## [Given request]
Copy out each line containing "document" from the entries below.
──────── Source records
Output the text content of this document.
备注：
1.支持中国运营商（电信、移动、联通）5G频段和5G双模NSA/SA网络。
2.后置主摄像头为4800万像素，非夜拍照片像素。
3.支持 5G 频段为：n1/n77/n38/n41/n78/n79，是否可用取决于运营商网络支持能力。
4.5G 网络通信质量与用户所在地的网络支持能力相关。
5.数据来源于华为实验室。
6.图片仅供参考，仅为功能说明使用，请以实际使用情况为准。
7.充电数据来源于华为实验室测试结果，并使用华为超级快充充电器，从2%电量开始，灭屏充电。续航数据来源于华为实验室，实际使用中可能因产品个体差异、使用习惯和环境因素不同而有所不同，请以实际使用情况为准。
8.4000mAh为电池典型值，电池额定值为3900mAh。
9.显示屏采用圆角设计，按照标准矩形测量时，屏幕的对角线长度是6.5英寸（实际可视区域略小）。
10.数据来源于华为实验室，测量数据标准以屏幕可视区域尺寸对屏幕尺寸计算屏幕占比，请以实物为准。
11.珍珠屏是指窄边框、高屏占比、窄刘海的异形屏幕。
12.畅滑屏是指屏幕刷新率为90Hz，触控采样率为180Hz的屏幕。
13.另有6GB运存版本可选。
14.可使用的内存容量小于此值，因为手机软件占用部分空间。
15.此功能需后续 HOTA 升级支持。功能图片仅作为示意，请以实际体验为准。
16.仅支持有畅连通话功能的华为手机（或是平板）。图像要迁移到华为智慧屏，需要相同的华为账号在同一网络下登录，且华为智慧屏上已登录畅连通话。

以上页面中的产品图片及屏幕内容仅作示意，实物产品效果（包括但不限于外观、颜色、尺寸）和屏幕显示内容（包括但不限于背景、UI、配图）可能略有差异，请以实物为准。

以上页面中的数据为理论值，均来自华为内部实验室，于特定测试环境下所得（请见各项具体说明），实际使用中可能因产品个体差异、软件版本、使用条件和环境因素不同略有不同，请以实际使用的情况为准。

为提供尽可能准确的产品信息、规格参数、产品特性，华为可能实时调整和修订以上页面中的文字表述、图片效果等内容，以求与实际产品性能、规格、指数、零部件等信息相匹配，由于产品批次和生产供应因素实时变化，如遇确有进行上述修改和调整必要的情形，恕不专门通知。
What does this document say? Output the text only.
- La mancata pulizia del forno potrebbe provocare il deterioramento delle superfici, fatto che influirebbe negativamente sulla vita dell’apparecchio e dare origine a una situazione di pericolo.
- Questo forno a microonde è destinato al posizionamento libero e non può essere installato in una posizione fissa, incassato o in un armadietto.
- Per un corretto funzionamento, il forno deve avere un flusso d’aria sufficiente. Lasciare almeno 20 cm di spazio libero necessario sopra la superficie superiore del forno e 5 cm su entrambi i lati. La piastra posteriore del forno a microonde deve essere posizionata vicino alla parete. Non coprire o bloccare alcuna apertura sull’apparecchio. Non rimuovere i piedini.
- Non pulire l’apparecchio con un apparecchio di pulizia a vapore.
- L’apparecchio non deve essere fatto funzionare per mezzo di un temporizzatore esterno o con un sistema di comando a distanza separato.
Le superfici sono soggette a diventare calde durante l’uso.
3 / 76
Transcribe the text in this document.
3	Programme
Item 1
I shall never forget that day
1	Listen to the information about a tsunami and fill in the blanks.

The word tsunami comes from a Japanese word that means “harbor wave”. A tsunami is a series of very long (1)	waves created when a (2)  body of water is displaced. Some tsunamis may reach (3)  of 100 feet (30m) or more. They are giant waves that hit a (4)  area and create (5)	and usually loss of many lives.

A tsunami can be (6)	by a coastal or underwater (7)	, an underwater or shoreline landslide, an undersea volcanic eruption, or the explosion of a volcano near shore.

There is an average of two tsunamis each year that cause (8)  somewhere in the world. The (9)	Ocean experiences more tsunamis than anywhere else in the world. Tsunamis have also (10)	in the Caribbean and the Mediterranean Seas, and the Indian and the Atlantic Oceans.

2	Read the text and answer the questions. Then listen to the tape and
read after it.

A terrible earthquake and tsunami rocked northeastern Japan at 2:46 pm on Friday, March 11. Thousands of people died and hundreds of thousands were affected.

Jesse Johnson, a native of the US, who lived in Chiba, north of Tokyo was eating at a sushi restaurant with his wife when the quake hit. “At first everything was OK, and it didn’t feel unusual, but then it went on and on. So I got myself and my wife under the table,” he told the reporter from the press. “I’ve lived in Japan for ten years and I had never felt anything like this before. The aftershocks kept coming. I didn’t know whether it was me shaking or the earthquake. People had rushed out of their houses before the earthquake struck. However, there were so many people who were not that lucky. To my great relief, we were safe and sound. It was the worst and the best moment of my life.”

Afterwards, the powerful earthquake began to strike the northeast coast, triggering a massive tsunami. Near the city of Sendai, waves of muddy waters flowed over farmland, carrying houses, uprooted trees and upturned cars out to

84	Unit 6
────────────────
## [Output of the exercise]
Output the text content of this document.
What does this document say? Output the text only.
Transcribe the text in this document.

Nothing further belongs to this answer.